** start of Source records **

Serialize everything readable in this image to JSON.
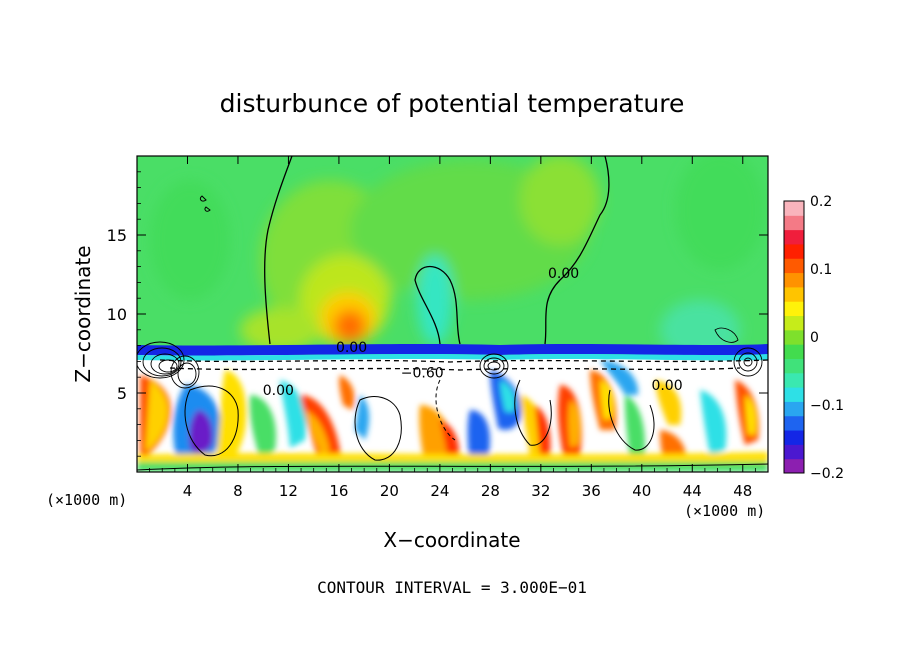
{
  "chart_data": {
    "type": "heatmap",
    "title": "disturbunce of potential temperature",
    "xlabel": "X−coordinate",
    "ylabel": "Z−coordinate",
    "x_unit_left": "(×1000 m)",
    "x_unit_right": "(×1000 m)",
    "xlim": [
      0,
      50
    ],
    "ylim": [
      0,
      20
    ],
    "x_ticks": [
      4,
      8,
      12,
      16,
      20,
      24,
      28,
      32,
      36,
      40,
      44,
      48
    ],
    "x_tick_labels": [
      "4",
      "8",
      "12",
      "16",
      "20",
      "24",
      "28",
      "32",
      "36",
      "40",
      "44",
      "48"
    ],
    "y_ticks": [
      5,
      10,
      15
    ],
    "y_tick_labels": [
      "5",
      "10",
      "15"
    ],
    "colorbar": {
      "range": [
        -0.2,
        0.2
      ],
      "ticks": [
        0.2,
        0.1,
        0,
        -0.1,
        -0.2
      ],
      "tick_labels": [
        "0.2",
        "0.1",
        "0",
        "−0.1",
        "−0.2"
      ],
      "colors": [
        "#8c1fb0",
        "#4b18d0",
        "#1426e6",
        "#1e64f0",
        "#2aa6f0",
        "#2ee0e6",
        "#3ae8b0",
        "#40e27a",
        "#42dc4e",
        "#7ee02c",
        "#c6ec1a",
        "#fff20a",
        "#ffc400",
        "#ff9200",
        "#ff5a00",
        "#ff2000",
        "#f01e3c",
        "#f47a86",
        "#f9b4bc"
      ]
    },
    "contour_labels": [
      {
        "text": "0.00",
        "x": 17.0,
        "z": 7.9
      },
      {
        "text": "0.00",
        "x": 33.8,
        "z": 12.6
      },
      {
        "text": "−0.60",
        "x": 22.6,
        "z": 6.3
      },
      {
        "text": "0.00",
        "x": 11.2,
        "z": 5.2
      },
      {
        "text": "0.00",
        "x": 42.0,
        "z": 5.5
      }
    ],
    "grid": false,
    "legend": "colorbar-right"
  },
  "footer": {
    "contour_interval": "CONTOUR INTERVAL = 3.000E−01"
  }
}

** end of Source records **

◆ Task directions:
Images in the records should not be copied. Repeat all the rest exactly.

◆ The output:
Serialize everything readable in this image to JSON.
{
  "chart_data": {
    "type": "heatmap",
    "title": "disturbunce of potential temperature",
    "xlabel": "X−coordinate",
    "ylabel": "Z−coordinate",
    "x_unit_left": "(×1000 m)",
    "x_unit_right": "(×1000 m)",
    "xlim": [
      0,
      50
    ],
    "ylim": [
      0,
      20
    ],
    "x_ticks": [
      4,
      8,
      12,
      16,
      20,
      24,
      28,
      32,
      36,
      40,
      44,
      48
    ],
    "x_tick_labels": [
      "4",
      "8",
      "12",
      "16",
      "20",
      "24",
      "28",
      "32",
      "36",
      "40",
      "44",
      "48"
    ],
    "y_ticks": [
      5,
      10,
      15
    ],
    "y_tick_labels": [
      "5",
      "10",
      "15"
    ],
    "colorbar": {
      "range": [
        -0.2,
        0.2
      ],
      "ticks": [
        0.2,
        0.1,
        0,
        -0.1,
        -0.2
      ],
      "tick_labels": [
        "0.2",
        "0.1",
        "0",
        "−0.1",
        "−0.2"
      ],
      "colors": [
        "#8c1fb0",
        "#4b18d0",
        "#1426e6",
        "#1e64f0",
        "#2aa6f0",
        "#2ee0e6",
        "#3ae8b0",
        "#40e27a",
        "#42dc4e",
        "#7ee02c",
        "#c6ec1a",
        "#fff20a",
        "#ffc400",
        "#ff9200",
        "#ff5a00",
        "#ff2000",
        "#f01e3c",
        "#f47a86",
        "#f9b4bc"
      ]
    },
    "contour_labels": [
      {
        "text": "0.00",
        "x": 17.0,
        "z": 7.9
      },
      {
        "text": "0.00",
        "x": 33.8,
        "z": 12.6
      },
      {
        "text": "−0.60",
        "x": 22.6,
        "z": 6.3
      },
      {
        "text": "0.00",
        "x": 11.2,
        "z": 5.2
      },
      {
        "text": "0.00",
        "x": 42.0,
        "z": 5.5
      }
    ],
    "grid": false,
    "legend": "colorbar-right"
  },
  "footer": {
    "contour_interval": "CONTOUR INTERVAL = 3.000E−01"
  }
}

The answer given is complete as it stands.